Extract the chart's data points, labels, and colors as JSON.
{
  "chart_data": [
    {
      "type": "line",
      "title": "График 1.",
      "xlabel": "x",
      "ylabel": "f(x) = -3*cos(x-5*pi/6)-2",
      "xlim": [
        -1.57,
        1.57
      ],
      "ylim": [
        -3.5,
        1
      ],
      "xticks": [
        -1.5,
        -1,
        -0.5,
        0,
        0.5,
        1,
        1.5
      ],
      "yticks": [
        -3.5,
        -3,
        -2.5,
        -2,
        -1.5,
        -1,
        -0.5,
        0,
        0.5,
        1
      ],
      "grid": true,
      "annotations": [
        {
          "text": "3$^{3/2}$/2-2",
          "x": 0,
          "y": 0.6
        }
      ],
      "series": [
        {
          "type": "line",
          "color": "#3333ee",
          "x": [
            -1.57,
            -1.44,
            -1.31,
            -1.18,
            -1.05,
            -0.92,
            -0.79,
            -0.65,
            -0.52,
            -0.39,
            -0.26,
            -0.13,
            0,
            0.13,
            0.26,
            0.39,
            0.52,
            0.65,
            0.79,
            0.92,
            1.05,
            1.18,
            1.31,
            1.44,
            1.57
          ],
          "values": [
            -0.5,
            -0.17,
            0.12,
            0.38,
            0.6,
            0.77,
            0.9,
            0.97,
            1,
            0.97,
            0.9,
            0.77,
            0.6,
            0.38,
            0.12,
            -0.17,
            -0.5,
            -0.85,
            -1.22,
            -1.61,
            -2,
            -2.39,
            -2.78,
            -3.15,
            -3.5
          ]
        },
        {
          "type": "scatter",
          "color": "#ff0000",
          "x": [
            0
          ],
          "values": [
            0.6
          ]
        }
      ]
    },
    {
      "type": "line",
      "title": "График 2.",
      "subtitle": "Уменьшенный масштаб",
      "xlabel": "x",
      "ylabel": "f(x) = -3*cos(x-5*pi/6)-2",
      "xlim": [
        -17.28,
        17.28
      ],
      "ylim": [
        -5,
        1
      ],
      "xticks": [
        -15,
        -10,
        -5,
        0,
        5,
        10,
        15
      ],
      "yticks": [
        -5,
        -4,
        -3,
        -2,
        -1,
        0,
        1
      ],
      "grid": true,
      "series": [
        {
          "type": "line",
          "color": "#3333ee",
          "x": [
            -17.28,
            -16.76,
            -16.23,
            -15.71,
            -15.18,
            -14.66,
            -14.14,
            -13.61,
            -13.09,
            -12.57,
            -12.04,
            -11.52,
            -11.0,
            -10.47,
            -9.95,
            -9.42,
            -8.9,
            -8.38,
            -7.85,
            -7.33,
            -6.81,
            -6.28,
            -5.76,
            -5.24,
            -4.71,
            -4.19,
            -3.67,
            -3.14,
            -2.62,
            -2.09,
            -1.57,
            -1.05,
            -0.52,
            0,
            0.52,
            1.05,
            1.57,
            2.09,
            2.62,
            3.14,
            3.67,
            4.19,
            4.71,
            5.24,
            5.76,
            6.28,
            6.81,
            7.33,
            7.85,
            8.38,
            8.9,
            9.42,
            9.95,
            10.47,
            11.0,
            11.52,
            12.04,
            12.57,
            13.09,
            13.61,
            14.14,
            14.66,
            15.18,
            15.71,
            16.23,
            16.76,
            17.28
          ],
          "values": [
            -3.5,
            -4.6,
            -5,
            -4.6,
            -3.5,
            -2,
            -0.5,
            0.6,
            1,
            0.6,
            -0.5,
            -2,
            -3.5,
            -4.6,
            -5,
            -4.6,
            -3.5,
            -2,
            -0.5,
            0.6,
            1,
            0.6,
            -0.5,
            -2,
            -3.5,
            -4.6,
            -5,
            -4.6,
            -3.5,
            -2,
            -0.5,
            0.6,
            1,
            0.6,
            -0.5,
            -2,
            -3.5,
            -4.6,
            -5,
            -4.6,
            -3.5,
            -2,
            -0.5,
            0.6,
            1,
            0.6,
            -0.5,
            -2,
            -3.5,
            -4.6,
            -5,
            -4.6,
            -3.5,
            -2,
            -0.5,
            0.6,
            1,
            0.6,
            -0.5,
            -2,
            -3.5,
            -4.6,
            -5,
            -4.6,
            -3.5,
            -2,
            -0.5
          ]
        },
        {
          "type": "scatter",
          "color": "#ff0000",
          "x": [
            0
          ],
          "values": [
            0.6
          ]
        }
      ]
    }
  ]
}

§ **Short exercise**
Take the records above and return them exactly as written.

§ **Solution for this exercise**
Extract the chart's data points, labels, and colors as JSON.
{
  "chart_data": [
    {
      "type": "line",
      "title": "График 1.",
      "xlabel": "x",
      "ylabel": "f(x) = -3*cos(x-5*pi/6)-2",
      "xlim": [
        -1.57,
        1.57
      ],
      "ylim": [
        -3.5,
        1
      ],
      "xticks": [
        -1.5,
        -1,
        -0.5,
        0,
        0.5,
        1,
        1.5
      ],
      "yticks": [
        -3.5,
        -3,
        -2.5,
        -2,
        -1.5,
        -1,
        -0.5,
        0,
        0.5,
        1
      ],
      "grid": true,
      "annotations": [
        {
          "text": "3$^{3/2}$/2-2",
          "x": 0,
          "y": 0.6
        }
      ],
      "series": [
        {
          "type": "line",
          "color": "#3333ee",
          "x": [
            -1.57,
            -1.44,
            -1.31,
            -1.18,
            -1.05,
            -0.92,
            -0.79,
            -0.65,
            -0.52,
            -0.39,
            -0.26,
            -0.13,
            0,
            0.13,
            0.26,
            0.39,
            0.52,
            0.65,
            0.79,
            0.92,
            1.05,
            1.18,
            1.31,
            1.44,
            1.57
          ],
          "values": [
            -0.5,
            -0.17,
            0.12,
            0.38,
            0.6,
            0.77,
            0.9,
            0.97,
            1,
            0.97,
            0.9,
            0.77,
            0.6,
            0.38,
            0.12,
            -0.17,
            -0.5,
            -0.85,
            -1.22,
            -1.61,
            -2,
            -2.39,
            -2.78,
            -3.15,
            -3.5
          ]
        },
        {
          "type": "scatter",
          "color": "#ff0000",
          "x": [
            0
          ],
          "values": [
            0.6
          ]
        }
      ]
    },
    {
      "type": "line",
      "title": "График 2.",
      "subtitle": "Уменьшенный масштаб",
      "xlabel": "x",
      "ylabel": "f(x) = -3*cos(x-5*pi/6)-2",
      "xlim": [
        -17.28,
        17.28
      ],
      "ylim": [
        -5,
        1
      ],
      "xticks": [
        -15,
        -10,
        -5,
        0,
        5,
        10,
        15
      ],
      "yticks": [
        -5,
        -4,
        -3,
        -2,
        -1,
        0,
        1
      ],
      "grid": true,
      "series": [
        {
          "type": "line",
          "color": "#3333ee",
          "x": [
            -17.28,
            -16.76,
            -16.23,
            -15.71,
            -15.18,
            -14.66,
            -14.14,
            -13.61,
            -13.09,
            -12.57,
            -12.04,
            -11.52,
            -11.0,
            -10.47,
            -9.95,
            -9.42,
            -8.9,
            -8.38,
            -7.85,
            -7.33,
            -6.81,
            -6.28,
            -5.76,
            -5.24,
            -4.71,
            -4.19,
            -3.67,
            -3.14,
            -2.62,
            -2.09,
            -1.57,
            -1.05,
            -0.52,
            0,
            0.52,
            1.05,
            1.57,
            2.09,
            2.62,
            3.14,
            3.67,
            4.19,
            4.71,
            5.24,
            5.76,
            6.28,
            6.81,
            7.33,
            7.85,
            8.38,
            8.9,
            9.42,
            9.95,
            10.47,
            11.0,
            11.52,
            12.04,
            12.57,
            13.09,
            13.61,
            14.14,
            14.66,
            15.18,
            15.71,
            16.23,
            16.76,
            17.28
          ],
          "values": [
            -3.5,
            -4.6,
            -5,
            -4.6,
            -3.5,
            -2,
            -0.5,
            0.6,
            1,
            0.6,
            -0.5,
            -2,
            -3.5,
            -4.6,
            -5,
            -4.6,
            -3.5,
            -2,
            -0.5,
            0.6,
            1,
            0.6,
            -0.5,
            -2,
            -3.5,
            -4.6,
            -5,
            -4.6,
            -3.5,
            -2,
            -0.5,
            0.6,
            1,
            0.6,
            -0.5,
            -2,
            -3.5,
            -4.6,
            -5,
            -4.6,
            -3.5,
            -2,
            -0.5,
            0.6,
            1,
            0.6,
            -0.5,
            -2,
            -3.5,
            -4.6,
            -5,
            -4.6,
            -3.5,
            -2,
            -0.5,
            0.6,
            1,
            0.6,
            -0.5,
            -2,
            -3.5,
            -4.6,
            -5,
            -4.6,
            -3.5,
            -2,
            -0.5
          ]
        },
        {
          "type": "scatter",
          "color": "#ff0000",
          "x": [
            0
          ],
          "values": [
            0.6
          ]
        }
      ]
    }
  ]
}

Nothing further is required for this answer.